--- BEGIN INFORMATION SHOWN ---

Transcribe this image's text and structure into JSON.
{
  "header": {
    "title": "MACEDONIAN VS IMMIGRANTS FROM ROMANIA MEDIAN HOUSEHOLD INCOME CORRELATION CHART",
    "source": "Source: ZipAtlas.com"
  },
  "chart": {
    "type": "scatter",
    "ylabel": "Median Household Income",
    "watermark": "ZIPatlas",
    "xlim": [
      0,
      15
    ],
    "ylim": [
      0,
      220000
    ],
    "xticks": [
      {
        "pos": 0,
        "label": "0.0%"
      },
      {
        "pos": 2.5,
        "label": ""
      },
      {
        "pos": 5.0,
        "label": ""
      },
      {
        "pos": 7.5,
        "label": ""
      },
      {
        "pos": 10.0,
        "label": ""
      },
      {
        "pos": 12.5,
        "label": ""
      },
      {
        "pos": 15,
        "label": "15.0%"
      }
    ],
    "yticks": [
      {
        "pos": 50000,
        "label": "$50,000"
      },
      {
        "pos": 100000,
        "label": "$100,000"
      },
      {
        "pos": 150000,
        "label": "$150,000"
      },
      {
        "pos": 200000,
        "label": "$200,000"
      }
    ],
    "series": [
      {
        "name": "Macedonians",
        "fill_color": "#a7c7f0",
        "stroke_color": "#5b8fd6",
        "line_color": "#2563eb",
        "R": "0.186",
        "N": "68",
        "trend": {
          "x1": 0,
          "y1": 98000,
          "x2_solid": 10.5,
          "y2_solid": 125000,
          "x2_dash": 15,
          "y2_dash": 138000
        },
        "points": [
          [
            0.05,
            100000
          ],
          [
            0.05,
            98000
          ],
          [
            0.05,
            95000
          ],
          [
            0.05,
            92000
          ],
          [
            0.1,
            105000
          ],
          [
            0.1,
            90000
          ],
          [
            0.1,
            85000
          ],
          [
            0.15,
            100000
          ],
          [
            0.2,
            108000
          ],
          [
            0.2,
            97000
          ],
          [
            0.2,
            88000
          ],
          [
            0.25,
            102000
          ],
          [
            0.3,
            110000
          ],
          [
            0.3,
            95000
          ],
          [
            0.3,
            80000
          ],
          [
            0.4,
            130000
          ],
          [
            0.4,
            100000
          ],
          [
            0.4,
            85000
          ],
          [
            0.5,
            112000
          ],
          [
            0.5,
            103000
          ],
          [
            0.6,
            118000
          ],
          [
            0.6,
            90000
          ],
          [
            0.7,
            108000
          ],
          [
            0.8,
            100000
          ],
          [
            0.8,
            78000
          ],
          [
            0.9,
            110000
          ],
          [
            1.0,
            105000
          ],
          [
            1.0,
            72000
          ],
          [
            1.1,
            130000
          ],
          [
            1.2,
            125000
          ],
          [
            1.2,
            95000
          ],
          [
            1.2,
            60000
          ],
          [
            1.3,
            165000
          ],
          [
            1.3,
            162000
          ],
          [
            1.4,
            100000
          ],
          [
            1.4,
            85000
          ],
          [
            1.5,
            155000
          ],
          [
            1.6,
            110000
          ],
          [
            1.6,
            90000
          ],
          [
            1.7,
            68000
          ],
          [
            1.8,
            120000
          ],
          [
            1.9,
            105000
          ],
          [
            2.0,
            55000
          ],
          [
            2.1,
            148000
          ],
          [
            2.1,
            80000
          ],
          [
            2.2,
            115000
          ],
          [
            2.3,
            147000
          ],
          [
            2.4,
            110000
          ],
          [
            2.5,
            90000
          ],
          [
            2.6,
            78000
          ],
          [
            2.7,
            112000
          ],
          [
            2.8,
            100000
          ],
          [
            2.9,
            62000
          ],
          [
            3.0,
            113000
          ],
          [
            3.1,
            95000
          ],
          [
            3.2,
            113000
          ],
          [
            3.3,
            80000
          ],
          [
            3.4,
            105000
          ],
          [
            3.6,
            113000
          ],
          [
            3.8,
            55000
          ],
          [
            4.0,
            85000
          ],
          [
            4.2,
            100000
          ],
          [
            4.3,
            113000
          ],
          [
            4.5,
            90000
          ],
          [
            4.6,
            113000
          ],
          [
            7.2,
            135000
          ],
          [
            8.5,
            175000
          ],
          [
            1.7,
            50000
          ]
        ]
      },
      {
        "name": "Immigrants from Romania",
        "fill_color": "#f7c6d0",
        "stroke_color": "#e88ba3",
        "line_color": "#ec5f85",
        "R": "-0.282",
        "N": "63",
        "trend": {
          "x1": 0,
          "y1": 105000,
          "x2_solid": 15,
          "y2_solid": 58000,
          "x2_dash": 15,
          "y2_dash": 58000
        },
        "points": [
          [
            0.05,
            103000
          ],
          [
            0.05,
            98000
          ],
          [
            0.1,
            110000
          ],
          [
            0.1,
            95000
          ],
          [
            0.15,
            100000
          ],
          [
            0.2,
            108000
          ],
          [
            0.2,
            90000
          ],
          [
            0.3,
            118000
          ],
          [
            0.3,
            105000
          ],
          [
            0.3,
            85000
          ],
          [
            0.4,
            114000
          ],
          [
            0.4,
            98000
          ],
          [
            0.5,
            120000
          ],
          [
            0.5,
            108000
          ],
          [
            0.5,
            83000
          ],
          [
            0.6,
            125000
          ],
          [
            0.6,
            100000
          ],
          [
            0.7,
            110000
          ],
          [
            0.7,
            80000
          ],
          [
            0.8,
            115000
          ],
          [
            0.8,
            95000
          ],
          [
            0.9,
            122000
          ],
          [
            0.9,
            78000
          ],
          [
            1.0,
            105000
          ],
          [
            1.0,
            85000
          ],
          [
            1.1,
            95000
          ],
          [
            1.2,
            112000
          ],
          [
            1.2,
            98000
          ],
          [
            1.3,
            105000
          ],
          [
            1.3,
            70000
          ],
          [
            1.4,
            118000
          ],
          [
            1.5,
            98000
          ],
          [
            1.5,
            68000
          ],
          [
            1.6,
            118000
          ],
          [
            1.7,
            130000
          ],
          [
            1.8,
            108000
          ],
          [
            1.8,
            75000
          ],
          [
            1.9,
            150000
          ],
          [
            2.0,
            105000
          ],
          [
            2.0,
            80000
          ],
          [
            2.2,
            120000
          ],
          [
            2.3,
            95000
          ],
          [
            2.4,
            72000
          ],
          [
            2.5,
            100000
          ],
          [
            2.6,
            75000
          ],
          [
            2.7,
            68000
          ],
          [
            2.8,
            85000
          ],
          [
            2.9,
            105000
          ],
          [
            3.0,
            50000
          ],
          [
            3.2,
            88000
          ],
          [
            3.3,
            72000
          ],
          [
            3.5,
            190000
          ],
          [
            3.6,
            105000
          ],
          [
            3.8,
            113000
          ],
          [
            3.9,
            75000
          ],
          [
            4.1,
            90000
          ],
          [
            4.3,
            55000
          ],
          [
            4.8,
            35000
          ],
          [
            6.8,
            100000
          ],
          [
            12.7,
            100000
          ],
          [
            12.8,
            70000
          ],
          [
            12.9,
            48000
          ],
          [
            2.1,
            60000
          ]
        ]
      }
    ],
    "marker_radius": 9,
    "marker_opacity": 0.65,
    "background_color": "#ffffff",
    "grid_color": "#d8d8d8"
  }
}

--- END INFORMATION SHOWN ---

Please reproduce the entire listing, exactly as shown.

Transcribe this image's text and structure into JSON.
{
  "header": {
    "title": "MACEDONIAN VS IMMIGRANTS FROM ROMANIA MEDIAN HOUSEHOLD INCOME CORRELATION CHART",
    "source": "Source: ZipAtlas.com"
  },
  "chart": {
    "type": "scatter",
    "ylabel": "Median Household Income",
    "watermark": "ZIPatlas",
    "xlim": [
      0,
      15
    ],
    "ylim": [
      0,
      220000
    ],
    "xticks": [
      {
        "pos": 0,
        "label": "0.0%"
      },
      {
        "pos": 2.5,
        "label": ""
      },
      {
        "pos": 5.0,
        "label": ""
      },
      {
        "pos": 7.5,
        "label": ""
      },
      {
        "pos": 10.0,
        "label": ""
      },
      {
        "pos": 12.5,
        "label": ""
      },
      {
        "pos": 15,
        "label": "15.0%"
      }
    ],
    "yticks": [
      {
        "pos": 50000,
        "label": "$50,000"
      },
      {
        "pos": 100000,
        "label": "$100,000"
      },
      {
        "pos": 150000,
        "label": "$150,000"
      },
      {
        "pos": 200000,
        "label": "$200,000"
      }
    ],
    "series": [
      {
        "name": "Macedonians",
        "fill_color": "#a7c7f0",
        "stroke_color": "#5b8fd6",
        "line_color": "#2563eb",
        "R": "0.186",
        "N": "68",
        "trend": {
          "x1": 0,
          "y1": 98000,
          "x2_solid": 10.5,
          "y2_solid": 125000,
          "x2_dash": 15,
          "y2_dash": 138000
        },
        "points": [
          [
            0.05,
            100000
          ],
          [
            0.05,
            98000
          ],
          [
            0.05,
            95000
          ],
          [
            0.05,
            92000
          ],
          [
            0.1,
            105000
          ],
          [
            0.1,
            90000
          ],
          [
            0.1,
            85000
          ],
          [
            0.15,
            100000
          ],
          [
            0.2,
            108000
          ],
          [
            0.2,
            97000
          ],
          [
            0.2,
            88000
          ],
          [
            0.25,
            102000
          ],
          [
            0.3,
            110000
          ],
          [
            0.3,
            95000
          ],
          [
            0.3,
            80000
          ],
          [
            0.4,
            130000
          ],
          [
            0.4,
            100000
          ],
          [
            0.4,
            85000
          ],
          [
            0.5,
            112000
          ],
          [
            0.5,
            103000
          ],
          [
            0.6,
            118000
          ],
          [
            0.6,
            90000
          ],
          [
            0.7,
            108000
          ],
          [
            0.8,
            100000
          ],
          [
            0.8,
            78000
          ],
          [
            0.9,
            110000
          ],
          [
            1.0,
            105000
          ],
          [
            1.0,
            72000
          ],
          [
            1.1,
            130000
          ],
          [
            1.2,
            125000
          ],
          [
            1.2,
            95000
          ],
          [
            1.2,
            60000
          ],
          [
            1.3,
            165000
          ],
          [
            1.3,
            162000
          ],
          [
            1.4,
            100000
          ],
          [
            1.4,
            85000
          ],
          [
            1.5,
            155000
          ],
          [
            1.6,
            110000
          ],
          [
            1.6,
            90000
          ],
          [
            1.7,
            68000
          ],
          [
            1.8,
            120000
          ],
          [
            1.9,
            105000
          ],
          [
            2.0,
            55000
          ],
          [
            2.1,
            148000
          ],
          [
            2.1,
            80000
          ],
          [
            2.2,
            115000
          ],
          [
            2.3,
            147000
          ],
          [
            2.4,
            110000
          ],
          [
            2.5,
            90000
          ],
          [
            2.6,
            78000
          ],
          [
            2.7,
            112000
          ],
          [
            2.8,
            100000
          ],
          [
            2.9,
            62000
          ],
          [
            3.0,
            113000
          ],
          [
            3.1,
            95000
          ],
          [
            3.2,
            113000
          ],
          [
            3.3,
            80000
          ],
          [
            3.4,
            105000
          ],
          [
            3.6,
            113000
          ],
          [
            3.8,
            55000
          ],
          [
            4.0,
            85000
          ],
          [
            4.2,
            100000
          ],
          [
            4.3,
            113000
          ],
          [
            4.5,
            90000
          ],
          [
            4.6,
            113000
          ],
          [
            7.2,
            135000
          ],
          [
            8.5,
            175000
          ],
          [
            1.7,
            50000
          ]
        ]
      },
      {
        "name": "Immigrants from Romania",
        "fill_color": "#f7c6d0",
        "stroke_color": "#e88ba3",
        "line_color": "#ec5f85",
        "R": "-0.282",
        "N": "63",
        "trend": {
          "x1": 0,
          "y1": 105000,
          "x2_solid": 15,
          "y2_solid": 58000,
          "x2_dash": 15,
          "y2_dash": 58000
        },
        "points": [
          [
            0.05,
            103000
          ],
          [
            0.05,
            98000
          ],
          [
            0.1,
            110000
          ],
          [
            0.1,
            95000
          ],
          [
            0.15,
            100000
          ],
          [
            0.2,
            108000
          ],
          [
            0.2,
            90000
          ],
          [
            0.3,
            118000
          ],
          [
            0.3,
            105000
          ],
          [
            0.3,
            85000
          ],
          [
            0.4,
            114000
          ],
          [
            0.4,
            98000
          ],
          [
            0.5,
            120000
          ],
          [
            0.5,
            108000
          ],
          [
            0.5,
            83000
          ],
          [
            0.6,
            125000
          ],
          [
            0.6,
            100000
          ],
          [
            0.7,
            110000
          ],
          [
            0.7,
            80000
          ],
          [
            0.8,
            115000
          ],
          [
            0.8,
            95000
          ],
          [
            0.9,
            122000
          ],
          [
            0.9,
            78000
          ],
          [
            1.0,
            105000
          ],
          [
            1.0,
            85000
          ],
          [
            1.1,
            95000
          ],
          [
            1.2,
            112000
          ],
          [
            1.2,
            98000
          ],
          [
            1.3,
            105000
          ],
          [
            1.3,
            70000
          ],
          [
            1.4,
            118000
          ],
          [
            1.5,
            98000
          ],
          [
            1.5,
            68000
          ],
          [
            1.6,
            118000
          ],
          [
            1.7,
            130000
          ],
          [
            1.8,
            108000
          ],
          [
            1.8,
            75000
          ],
          [
            1.9,
            150000
          ],
          [
            2.0,
            105000
          ],
          [
            2.0,
            80000
          ],
          [
            2.2,
            120000
          ],
          [
            2.3,
            95000
          ],
          [
            2.4,
            72000
          ],
          [
            2.5,
            100000
          ],
          [
            2.6,
            75000
          ],
          [
            2.7,
            68000
          ],
          [
            2.8,
            85000
          ],
          [
            2.9,
            105000
          ],
          [
            3.0,
            50000
          ],
          [
            3.2,
            88000
          ],
          [
            3.3,
            72000
          ],
          [
            3.5,
            190000
          ],
          [
            3.6,
            105000
          ],
          [
            3.8,
            113000
          ],
          [
            3.9,
            75000
          ],
          [
            4.1,
            90000
          ],
          [
            4.3,
            55000
          ],
          [
            4.8,
            35000
          ],
          [
            6.8,
            100000
          ],
          [
            12.7,
            100000
          ],
          [
            12.8,
            70000
          ],
          [
            12.9,
            48000
          ],
          [
            2.1,
            60000
          ]
        ]
      }
    ],
    "marker_radius": 9,
    "marker_opacity": 0.65,
    "background_color": "#ffffff",
    "grid_color": "#d8d8d8"
  }
}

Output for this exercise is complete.